WHAT IS BEING ASKED:
Every record here needs to be written out again exactly.

EXERCISE MATERIALS:
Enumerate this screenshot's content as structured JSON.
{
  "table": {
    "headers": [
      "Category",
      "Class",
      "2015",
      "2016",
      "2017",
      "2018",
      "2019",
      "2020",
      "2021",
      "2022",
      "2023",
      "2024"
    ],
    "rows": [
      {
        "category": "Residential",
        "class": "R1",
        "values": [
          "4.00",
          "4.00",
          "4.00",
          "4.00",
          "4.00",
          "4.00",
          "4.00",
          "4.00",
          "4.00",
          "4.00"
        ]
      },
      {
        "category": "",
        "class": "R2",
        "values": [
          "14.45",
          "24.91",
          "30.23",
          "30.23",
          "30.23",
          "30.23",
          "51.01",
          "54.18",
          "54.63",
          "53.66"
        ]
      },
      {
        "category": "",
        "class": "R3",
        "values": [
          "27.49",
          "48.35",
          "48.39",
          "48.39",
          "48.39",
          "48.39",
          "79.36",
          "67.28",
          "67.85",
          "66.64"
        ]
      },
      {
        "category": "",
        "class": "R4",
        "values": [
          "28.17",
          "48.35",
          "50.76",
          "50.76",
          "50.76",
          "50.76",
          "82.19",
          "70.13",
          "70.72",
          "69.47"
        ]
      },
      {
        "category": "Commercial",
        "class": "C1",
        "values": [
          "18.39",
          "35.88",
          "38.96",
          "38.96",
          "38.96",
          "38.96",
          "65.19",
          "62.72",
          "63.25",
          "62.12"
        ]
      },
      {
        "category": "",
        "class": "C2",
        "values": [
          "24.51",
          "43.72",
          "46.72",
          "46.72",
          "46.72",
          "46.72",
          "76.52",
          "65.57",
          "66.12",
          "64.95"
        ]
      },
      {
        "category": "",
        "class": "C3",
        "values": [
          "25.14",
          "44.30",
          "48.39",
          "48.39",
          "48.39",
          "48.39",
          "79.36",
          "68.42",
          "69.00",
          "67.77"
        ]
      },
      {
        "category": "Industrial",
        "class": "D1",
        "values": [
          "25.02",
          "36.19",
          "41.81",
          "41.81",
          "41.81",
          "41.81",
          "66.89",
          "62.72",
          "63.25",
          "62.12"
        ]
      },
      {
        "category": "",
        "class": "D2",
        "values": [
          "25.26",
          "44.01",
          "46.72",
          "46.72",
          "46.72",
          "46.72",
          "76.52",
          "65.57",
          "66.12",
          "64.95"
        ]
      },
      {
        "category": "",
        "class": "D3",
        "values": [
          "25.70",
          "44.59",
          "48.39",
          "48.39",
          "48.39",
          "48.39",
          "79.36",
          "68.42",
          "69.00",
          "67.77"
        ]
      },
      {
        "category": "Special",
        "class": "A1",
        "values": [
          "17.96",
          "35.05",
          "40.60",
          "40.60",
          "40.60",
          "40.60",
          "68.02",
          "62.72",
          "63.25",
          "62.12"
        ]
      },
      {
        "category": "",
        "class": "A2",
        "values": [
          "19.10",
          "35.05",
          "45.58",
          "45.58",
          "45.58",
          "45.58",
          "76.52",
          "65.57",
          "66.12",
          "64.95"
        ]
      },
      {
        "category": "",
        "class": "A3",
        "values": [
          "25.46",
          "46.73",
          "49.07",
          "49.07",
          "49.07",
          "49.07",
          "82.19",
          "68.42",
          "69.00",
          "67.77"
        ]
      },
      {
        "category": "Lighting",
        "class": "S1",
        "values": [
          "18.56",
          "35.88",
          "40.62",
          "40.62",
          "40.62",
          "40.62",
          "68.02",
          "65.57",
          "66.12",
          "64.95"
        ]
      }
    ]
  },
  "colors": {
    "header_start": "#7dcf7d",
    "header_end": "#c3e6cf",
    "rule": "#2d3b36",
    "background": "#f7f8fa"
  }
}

FULL ANSWER:
Enumerate this screenshot's content as structured JSON.
{
  "table": {
    "headers": [
      "Category",
      "Class",
      "2015",
      "2016",
      "2017",
      "2018",
      "2019",
      "2020",
      "2021",
      "2022",
      "2023",
      "2024"
    ],
    "rows": [
      {
        "category": "Residential",
        "class": "R1",
        "values": [
          "4.00",
          "4.00",
          "4.00",
          "4.00",
          "4.00",
          "4.00",
          "4.00",
          "4.00",
          "4.00",
          "4.00"
        ]
      },
      {
        "category": "",
        "class": "R2",
        "values": [
          "14.45",
          "24.91",
          "30.23",
          "30.23",
          "30.23",
          "30.23",
          "51.01",
          "54.18",
          "54.63",
          "53.66"
        ]
      },
      {
        "category": "",
        "class": "R3",
        "values": [
          "27.49",
          "48.35",
          "48.39",
          "48.39",
          "48.39",
          "48.39",
          "79.36",
          "67.28",
          "67.85",
          "66.64"
        ]
      },
      {
        "category": "",
        "class": "R4",
        "values": [
          "28.17",
          "48.35",
          "50.76",
          "50.76",
          "50.76",
          "50.76",
          "82.19",
          "70.13",
          "70.72",
          "69.47"
        ]
      },
      {
        "category": "Commercial",
        "class": "C1",
        "values": [
          "18.39",
          "35.88",
          "38.96",
          "38.96",
          "38.96",
          "38.96",
          "65.19",
          "62.72",
          "63.25",
          "62.12"
        ]
      },
      {
        "category": "",
        "class": "C2",
        "values": [
          "24.51",
          "43.72",
          "46.72",
          "46.72",
          "46.72",
          "46.72",
          "76.52",
          "65.57",
          "66.12",
          "64.95"
        ]
      },
      {
        "category": "",
        "class": "C3",
        "values": [
          "25.14",
          "44.30",
          "48.39",
          "48.39",
          "48.39",
          "48.39",
          "79.36",
          "68.42",
          "69.00",
          "67.77"
        ]
      },
      {
        "category": "Industrial",
        "class": "D1",
        "values": [
          "25.02",
          "36.19",
          "41.81",
          "41.81",
          "41.81",
          "41.81",
          "66.89",
          "62.72",
          "63.25",
          "62.12"
        ]
      },
      {
        "category": "",
        "class": "D2",
        "values": [
          "25.26",
          "44.01",
          "46.72",
          "46.72",
          "46.72",
          "46.72",
          "76.52",
          "65.57",
          "66.12",
          "64.95"
        ]
      },
      {
        "category": "",
        "class": "D3",
        "values": [
          "25.70",
          "44.59",
          "48.39",
          "48.39",
          "48.39",
          "48.39",
          "79.36",
          "68.42",
          "69.00",
          "67.77"
        ]
      },
      {
        "category": "Special",
        "class": "A1",
        "values": [
          "17.96",
          "35.05",
          "40.60",
          "40.60",
          "40.60",
          "40.60",
          "68.02",
          "62.72",
          "63.25",
          "62.12"
        ]
      },
      {
        "category": "",
        "class": "A2",
        "values": [
          "19.10",
          "35.05",
          "45.58",
          "45.58",
          "45.58",
          "45.58",
          "76.52",
          "65.57",
          "66.12",
          "64.95"
        ]
      },
      {
        "category": "",
        "class": "A3",
        "values": [
          "25.46",
          "46.73",
          "49.07",
          "49.07",
          "49.07",
          "49.07",
          "82.19",
          "68.42",
          "69.00",
          "67.77"
        ]
      },
      {
        "category": "Lighting",
        "class": "S1",
        "values": [
          "18.56",
          "35.88",
          "40.62",
          "40.62",
          "40.62",
          "40.62",
          "68.02",
          "65.57",
          "66.12",
          "64.95"
        ]
      }
    ]
  },
  "colors": {
    "header_start": "#7dcf7d",
    "header_end": "#c3e6cf",
    "rule": "#2d3b36",
    "background": "#f7f8fa"
  }
}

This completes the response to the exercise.